* _Dettagli esercizio_
Inserisci tutte le righe dell'elenco in una lista JSON di stringhe, una stringa per riga, omettendo le righe vuote.

Voci di posizione degli oggetti
---*---

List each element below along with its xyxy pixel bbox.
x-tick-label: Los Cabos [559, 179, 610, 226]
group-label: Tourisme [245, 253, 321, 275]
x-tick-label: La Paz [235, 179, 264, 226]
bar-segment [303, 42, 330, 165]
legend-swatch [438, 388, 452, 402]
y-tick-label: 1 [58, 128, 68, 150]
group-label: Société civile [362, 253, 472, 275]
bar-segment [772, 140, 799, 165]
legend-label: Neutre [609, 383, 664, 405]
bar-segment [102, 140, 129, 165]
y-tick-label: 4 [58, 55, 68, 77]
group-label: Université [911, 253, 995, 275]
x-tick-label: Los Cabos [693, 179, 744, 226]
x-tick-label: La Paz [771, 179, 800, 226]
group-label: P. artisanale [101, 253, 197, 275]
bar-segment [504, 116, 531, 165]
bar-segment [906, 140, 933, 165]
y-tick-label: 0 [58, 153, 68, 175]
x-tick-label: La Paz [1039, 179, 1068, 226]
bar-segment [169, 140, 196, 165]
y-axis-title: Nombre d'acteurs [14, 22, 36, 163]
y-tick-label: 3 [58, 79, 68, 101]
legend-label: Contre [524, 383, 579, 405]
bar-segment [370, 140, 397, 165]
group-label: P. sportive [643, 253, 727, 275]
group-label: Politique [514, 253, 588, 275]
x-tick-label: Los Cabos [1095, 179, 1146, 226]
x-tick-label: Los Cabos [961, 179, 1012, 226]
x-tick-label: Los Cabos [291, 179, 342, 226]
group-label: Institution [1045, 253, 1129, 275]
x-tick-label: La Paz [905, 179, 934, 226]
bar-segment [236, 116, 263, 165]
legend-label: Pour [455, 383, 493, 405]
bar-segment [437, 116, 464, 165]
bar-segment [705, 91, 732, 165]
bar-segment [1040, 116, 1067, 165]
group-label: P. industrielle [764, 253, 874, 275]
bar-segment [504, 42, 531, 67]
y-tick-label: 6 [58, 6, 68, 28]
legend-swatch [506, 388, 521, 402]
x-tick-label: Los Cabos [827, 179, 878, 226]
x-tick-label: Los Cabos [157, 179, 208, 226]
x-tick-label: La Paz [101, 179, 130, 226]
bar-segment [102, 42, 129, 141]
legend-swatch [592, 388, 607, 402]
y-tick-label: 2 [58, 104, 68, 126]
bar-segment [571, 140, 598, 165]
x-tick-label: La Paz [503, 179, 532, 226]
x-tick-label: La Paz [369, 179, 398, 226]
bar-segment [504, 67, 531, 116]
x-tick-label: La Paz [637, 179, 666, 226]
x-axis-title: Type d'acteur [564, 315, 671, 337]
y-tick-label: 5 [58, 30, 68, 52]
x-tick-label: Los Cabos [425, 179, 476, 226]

---*---

* _Risultato_
[
  "List each element below along with its xyxy pixel bbox.",
  "x-tick-label: Los Cabos [559, 179, 610, 226]",
  "group-label: Tourisme [245, 253, 321, 275]",
  "x-tick-label: La Paz [235, 179, 264, 226]",
  "bar-segment [303, 42, 330, 165]",
  "legend-swatch [438, 388, 452, 402]",
  "y-tick-label: 1 [58, 128, 68, 150]",
  "group-label: Société civile [362, 253, 472, 275]",
  "bar-segment [772, 140, 799, 165]",
  "legend-label: Neutre [609, 383, 664, 405]",
  "bar-segment [102, 140, 129, 165]",
  "y-tick-label: 4 [58, 55, 68, 77]",
  "group-label: Université [911, 253, 995, 275]",
  "x-tick-label: Los Cabos [693, 179, 744, 226]",
  "x-tick-label: La Paz [771, 179, 800, 226]",
  "group-label: P. artisanale [101, 253, 197, 275]",
  "bar-segment [504, 116, 531, 165]",
  "bar-segment [906, 140, 933, 165]",
  "y-tick-label: 0 [58, 153, 68, 175]",
  "x-tick-label: La Paz [1039, 179, 1068, 226]",
  "bar-segment [169, 140, 196, 165]",
  "y-axis-title: Nombre d'acteurs [14, 22, 36, 163]",
  "y-tick-label: 3 [58, 79, 68, 101]",
  "legend-label: Contre [524, 383, 579, 405]",
  "bar-segment [370, 140, 397, 165]",
  "group-label: P. sportive [643, 253, 727, 275]",
  "group-label: Politique [514, 253, 588, 275]",
  "x-tick-label: Los Cabos [1095, 179, 1146, 226]",
  "x-tick-label: Los Cabos [961, 179, 1012, 226]",
  "x-tick-label: Los Cabos [291, 179, 342, 226]",
  "group-label: Institution [1045, 253, 1129, 275]",
  "x-tick-label: La Paz [905, 179, 934, 226]",
  "bar-segment [236, 116, 263, 165]",
  "legend-label: Pour [455, 383, 493, 405]",
  "bar-segment [437, 116, 464, 165]",
  "bar-segment [705, 91, 732, 165]",
  "bar-segment [1040, 116, 1067, 165]",
  "group-label: P. industrielle [764, 253, 874, 275]",
  "bar-segment [504, 42, 531, 67]",
  "y-tick-label: 6 [58, 6, 68, 28]",
  "legend-swatch [506, 388, 521, 402]",
  "x-tick-label: Los Cabos [827, 179, 878, 226]",
  "x-tick-label: Los Cabos [157, 179, 208, 226]",
  "x-tick-label: La Paz [101, 179, 130, 226]",
  "bar-segment [102, 42, 129, 141]",
  "legend-swatch [592, 388, 607, 402]",
  "y-tick-label: 2 [58, 104, 68, 126]",
  "bar-segment [571, 140, 598, 165]",
  "x-tick-label: La Paz [503, 179, 532, 226]",
  "x-tick-label: La Paz [369, 179, 398, 226]",
  "bar-segment [504, 67, 531, 116]",
  "x-tick-label: La Paz [637, 179, 666, 226]",
  "x-axis-title: Type d'acteur [564, 315, 671, 337]",
  "y-tick-label: 5 [58, 30, 68, 52]",
  "x-tick-label: Los Cabos [425, 179, 476, 226]"
]